Reproduce the listing below in its entirety. Change nothing.

### [DATA PROVIDED]

* begin *

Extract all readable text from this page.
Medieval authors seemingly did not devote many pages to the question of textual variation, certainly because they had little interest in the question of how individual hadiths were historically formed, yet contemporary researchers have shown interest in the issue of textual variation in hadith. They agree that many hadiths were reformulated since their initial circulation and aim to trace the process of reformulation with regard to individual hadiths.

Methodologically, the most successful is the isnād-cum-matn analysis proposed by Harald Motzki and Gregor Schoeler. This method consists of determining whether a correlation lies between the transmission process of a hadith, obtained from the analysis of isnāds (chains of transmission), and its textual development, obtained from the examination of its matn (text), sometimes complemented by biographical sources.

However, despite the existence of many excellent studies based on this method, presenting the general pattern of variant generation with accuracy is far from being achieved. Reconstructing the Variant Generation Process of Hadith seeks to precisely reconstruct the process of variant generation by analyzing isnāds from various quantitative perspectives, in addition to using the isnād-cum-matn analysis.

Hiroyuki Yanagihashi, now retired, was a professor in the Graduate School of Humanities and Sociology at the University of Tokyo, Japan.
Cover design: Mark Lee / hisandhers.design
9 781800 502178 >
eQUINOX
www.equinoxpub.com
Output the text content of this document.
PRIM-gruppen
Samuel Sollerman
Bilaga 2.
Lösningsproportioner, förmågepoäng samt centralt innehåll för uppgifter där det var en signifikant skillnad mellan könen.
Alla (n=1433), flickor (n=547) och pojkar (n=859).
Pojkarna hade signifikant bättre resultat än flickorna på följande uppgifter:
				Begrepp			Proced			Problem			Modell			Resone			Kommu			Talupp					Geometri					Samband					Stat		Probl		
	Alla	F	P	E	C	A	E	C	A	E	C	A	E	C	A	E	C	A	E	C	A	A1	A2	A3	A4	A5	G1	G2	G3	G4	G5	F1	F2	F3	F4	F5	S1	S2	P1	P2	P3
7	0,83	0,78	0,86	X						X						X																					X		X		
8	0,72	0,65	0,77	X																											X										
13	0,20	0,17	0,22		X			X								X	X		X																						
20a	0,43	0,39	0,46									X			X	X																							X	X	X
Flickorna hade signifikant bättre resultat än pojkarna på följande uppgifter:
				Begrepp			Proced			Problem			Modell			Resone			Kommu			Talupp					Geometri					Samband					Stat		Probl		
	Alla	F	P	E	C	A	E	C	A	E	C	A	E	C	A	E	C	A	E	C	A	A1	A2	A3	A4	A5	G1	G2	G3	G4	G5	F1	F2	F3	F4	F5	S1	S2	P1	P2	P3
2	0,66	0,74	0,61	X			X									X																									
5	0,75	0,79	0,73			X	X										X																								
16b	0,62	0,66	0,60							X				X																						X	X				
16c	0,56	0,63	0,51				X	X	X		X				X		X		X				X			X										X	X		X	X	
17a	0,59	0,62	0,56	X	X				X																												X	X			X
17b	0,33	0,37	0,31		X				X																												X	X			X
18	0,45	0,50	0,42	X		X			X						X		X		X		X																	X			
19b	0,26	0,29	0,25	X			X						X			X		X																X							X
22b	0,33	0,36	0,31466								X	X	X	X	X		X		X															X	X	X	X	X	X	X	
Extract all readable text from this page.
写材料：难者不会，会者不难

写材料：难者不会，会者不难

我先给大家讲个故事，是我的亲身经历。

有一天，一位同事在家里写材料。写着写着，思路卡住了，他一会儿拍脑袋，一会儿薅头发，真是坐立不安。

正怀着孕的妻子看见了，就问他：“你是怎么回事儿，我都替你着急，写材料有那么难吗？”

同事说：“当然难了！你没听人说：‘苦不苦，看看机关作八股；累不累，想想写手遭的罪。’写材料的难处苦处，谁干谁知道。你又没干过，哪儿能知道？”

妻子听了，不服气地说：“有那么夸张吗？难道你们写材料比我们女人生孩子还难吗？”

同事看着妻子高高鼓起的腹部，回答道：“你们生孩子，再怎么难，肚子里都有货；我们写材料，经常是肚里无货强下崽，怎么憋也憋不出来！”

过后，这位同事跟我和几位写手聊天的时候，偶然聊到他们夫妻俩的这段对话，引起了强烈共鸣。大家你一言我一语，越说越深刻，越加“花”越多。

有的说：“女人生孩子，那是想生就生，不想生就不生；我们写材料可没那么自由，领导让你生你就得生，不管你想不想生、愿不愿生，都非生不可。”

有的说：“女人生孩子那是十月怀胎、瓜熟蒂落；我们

* end *

### [RESPONSE]
Extract all readable text from this page.
Medieval authors seemingly did not devote many pages to the question of textual variation, certainly because they had little interest in the question of how individual hadiths were historically formed, yet contemporary researchers have shown interest in the issue of textual variation in hadith. They agree that many hadiths were reformulated since their initial circulation and aim to trace the process of reformulation with regard to individual hadiths.

Methodologically, the most successful is the isnād-cum-matn analysis proposed by Harald Motzki and Gregor Schoeler. This method consists of determining whether a correlation lies between the transmission process of a hadith, obtained from the analysis of isnāds (chains of transmission), and its textual development, obtained from the examination of its matn (text), sometimes complemented by biographical sources.

However, despite the existence of many excellent studies based on this method, presenting the general pattern of variant generation with accuracy is far from being achieved. Reconstructing the Variant Generation Process of Hadith seeks to precisely reconstruct the process of variant generation by analyzing isnāds from various quantitative perspectives, in addition to using the isnād-cum-matn analysis.

Hiroyuki Yanagihashi, now retired, was a professor in the Graduate School of Humanities and Sociology at the University of Tokyo, Japan.
Cover design: Mark Lee / hisandhers.design
9 781800 502178 >
eQUINOX
www.equinoxpub.com
Output the text content of this document.
PRIM-gruppen
Samuel Sollerman
Bilaga 2.
Lösningsproportioner, förmågepoäng samt centralt innehåll för uppgifter där det var en signifikant skillnad mellan könen.
Alla (n=1433), flickor (n=547) och pojkar (n=859).
Pojkarna hade signifikant bättre resultat än flickorna på följande uppgifter:
				Begrepp			Proced			Problem			Modell			Resone			Kommu			Talupp					Geometri					Samband					Stat		Probl		
	Alla	F	P	E	C	A	E	C	A	E	C	A	E	C	A	E	C	A	E	C	A	A1	A2	A3	A4	A5	G1	G2	G3	G4	G5	F1	F2	F3	F4	F5	S1	S2	P1	P2	P3
7	0,83	0,78	0,86	X						X						X																					X		X		
8	0,72	0,65	0,77	X																											X										
13	0,20	0,17	0,22		X			X								X	X		X																						
20a	0,43	0,39	0,46									X			X	X																							X	X	X
Flickorna hade signifikant bättre resultat än pojkarna på följande uppgifter:
				Begrepp			Proced			Problem			Modell			Resone			Kommu			Talupp					Geometri					Samband					Stat		Probl		
	Alla	F	P	E	C	A	E	C	A	E	C	A	E	C	A	E	C	A	E	C	A	A1	A2	A3	A4	A5	G1	G2	G3	G4	G5	F1	F2	F3	F4	F5	S1	S2	P1	P2	P3
2	0,66	0,74	0,61	X			X									X																									
5	0,75	0,79	0,73			X	X										X																								
16b	0,62	0,66	0,60							X				X																						X	X				
16c	0,56	0,63	0,51				X	X	X		X				X		X		X				X			X										X	X		X	X	
17a	0,59	0,62	0,56	X	X				X																												X	X			X
17b	0,33	0,37	0,31		X				X																												X	X			X
18	0,45	0,50	0,42	X		X			X						X		X		X		X																	X			
19b	0,26	0,29	0,25	X			X						X			X		X																X							X
22b	0,33	0,36	0,31466								X	X	X	X	X		X		X															X	X	X	X	X	X	X	
Extract all readable text from this page.
写材料：难者不会，会者不难

写材料：难者不会，会者不难

我先给大家讲个故事，是我的亲身经历。

有一天，一位同事在家里写材料。写着写着，思路卡住了，他一会儿拍脑袋，一会儿薅头发，真是坐立不安。

正怀着孕的妻子看见了，就问他：“你是怎么回事儿，我都替你着急，写材料有那么难吗？”

同事说：“当然难了！你没听人说：‘苦不苦，看看机关作八股；累不累，想想写手遭的罪。’写材料的难处苦处，谁干谁知道。你又没干过，哪儿能知道？”

妻子听了，不服气地说：“有那么夸张吗？难道你们写材料比我们女人生孩子还难吗？”

同事看着妻子高高鼓起的腹部，回答道：“你们生孩子，再怎么难，肚子里都有货；我们写材料，经常是肚里无货强下崽，怎么憋也憋不出来！”

过后，这位同事跟我和几位写手聊天的时候，偶然聊到他们夫妻俩的这段对话，引起了强烈共鸣。大家你一言我一语，越说越深刻，越加“花”越多。

有的说：“女人生孩子，那是想生就生，不想生就不生；我们写材料可没那么自由，领导让你生你就得生，不管你想不想生、愿不愿生，都非生不可。”

有的说：“女人生孩子那是十月怀胎、瓜熟蒂落；我们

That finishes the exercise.